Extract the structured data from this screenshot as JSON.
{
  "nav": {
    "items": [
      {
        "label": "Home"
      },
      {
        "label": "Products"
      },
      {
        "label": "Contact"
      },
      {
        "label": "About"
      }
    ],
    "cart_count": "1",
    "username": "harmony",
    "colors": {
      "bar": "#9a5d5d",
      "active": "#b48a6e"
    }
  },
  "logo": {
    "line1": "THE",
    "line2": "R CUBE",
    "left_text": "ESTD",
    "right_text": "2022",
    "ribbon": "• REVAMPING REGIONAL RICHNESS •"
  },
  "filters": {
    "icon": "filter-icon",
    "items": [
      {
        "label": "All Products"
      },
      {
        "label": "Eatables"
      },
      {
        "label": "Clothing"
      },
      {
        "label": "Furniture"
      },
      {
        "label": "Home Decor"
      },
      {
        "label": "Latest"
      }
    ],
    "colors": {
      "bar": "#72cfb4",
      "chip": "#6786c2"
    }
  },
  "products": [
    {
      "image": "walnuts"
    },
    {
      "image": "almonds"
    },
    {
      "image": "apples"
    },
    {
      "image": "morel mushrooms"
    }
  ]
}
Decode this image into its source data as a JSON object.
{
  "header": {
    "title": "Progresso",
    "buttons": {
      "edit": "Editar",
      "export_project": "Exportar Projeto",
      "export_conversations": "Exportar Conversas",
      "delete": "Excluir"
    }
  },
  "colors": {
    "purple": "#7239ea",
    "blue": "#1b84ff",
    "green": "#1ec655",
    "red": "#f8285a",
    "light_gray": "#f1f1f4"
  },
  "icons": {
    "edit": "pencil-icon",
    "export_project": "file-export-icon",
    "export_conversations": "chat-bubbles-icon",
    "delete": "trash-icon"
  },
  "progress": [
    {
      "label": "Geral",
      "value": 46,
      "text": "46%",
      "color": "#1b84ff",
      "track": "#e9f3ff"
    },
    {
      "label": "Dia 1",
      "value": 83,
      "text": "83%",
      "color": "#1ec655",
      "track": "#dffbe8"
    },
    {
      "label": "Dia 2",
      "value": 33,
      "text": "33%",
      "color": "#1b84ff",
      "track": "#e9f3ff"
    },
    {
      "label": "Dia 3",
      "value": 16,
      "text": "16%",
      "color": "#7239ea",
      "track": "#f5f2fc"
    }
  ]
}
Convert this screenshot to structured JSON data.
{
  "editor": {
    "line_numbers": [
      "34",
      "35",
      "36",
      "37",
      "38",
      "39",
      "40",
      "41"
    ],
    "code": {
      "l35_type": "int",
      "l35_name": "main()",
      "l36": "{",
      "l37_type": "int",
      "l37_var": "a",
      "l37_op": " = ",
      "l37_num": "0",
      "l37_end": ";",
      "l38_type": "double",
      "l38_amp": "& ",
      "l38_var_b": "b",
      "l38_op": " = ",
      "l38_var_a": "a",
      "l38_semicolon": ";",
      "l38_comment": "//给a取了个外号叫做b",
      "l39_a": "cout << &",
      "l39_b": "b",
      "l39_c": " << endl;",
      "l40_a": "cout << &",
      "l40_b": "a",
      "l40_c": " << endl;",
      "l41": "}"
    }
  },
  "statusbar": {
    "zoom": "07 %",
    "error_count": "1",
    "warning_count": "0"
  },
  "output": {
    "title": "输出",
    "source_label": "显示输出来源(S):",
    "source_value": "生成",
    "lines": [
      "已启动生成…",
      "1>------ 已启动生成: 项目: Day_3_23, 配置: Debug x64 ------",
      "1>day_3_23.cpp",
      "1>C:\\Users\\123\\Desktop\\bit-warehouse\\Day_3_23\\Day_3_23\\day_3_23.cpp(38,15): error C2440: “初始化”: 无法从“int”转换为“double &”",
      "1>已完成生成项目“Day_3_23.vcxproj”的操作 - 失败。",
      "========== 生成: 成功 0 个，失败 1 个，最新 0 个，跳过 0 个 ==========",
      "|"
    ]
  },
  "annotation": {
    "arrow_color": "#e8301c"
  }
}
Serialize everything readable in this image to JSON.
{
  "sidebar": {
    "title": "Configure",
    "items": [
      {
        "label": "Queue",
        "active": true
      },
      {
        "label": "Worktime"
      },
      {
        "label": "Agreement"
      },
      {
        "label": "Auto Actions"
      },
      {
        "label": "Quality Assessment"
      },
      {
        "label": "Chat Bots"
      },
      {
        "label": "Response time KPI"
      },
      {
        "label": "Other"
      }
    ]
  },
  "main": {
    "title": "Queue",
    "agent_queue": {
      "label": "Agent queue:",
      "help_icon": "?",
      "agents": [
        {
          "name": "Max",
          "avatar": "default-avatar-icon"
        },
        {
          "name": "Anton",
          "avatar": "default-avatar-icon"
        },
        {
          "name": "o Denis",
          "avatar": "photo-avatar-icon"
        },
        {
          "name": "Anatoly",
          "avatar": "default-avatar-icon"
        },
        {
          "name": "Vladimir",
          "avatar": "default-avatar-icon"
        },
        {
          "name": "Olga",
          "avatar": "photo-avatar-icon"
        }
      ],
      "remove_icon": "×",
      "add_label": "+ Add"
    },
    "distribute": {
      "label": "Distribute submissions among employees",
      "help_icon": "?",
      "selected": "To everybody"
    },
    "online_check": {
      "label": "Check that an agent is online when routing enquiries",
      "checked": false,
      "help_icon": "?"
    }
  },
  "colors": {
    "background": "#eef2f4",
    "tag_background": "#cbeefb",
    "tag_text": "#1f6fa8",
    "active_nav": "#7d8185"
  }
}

══════════

Work to be completed
Every line of the records that includes the word "data" should be gathered.

Output for this exercise
Extract the structured data from this screenshot as JSON.
Decode this image into its source data as a JSON object.
Convert this screenshot to structured JSON data.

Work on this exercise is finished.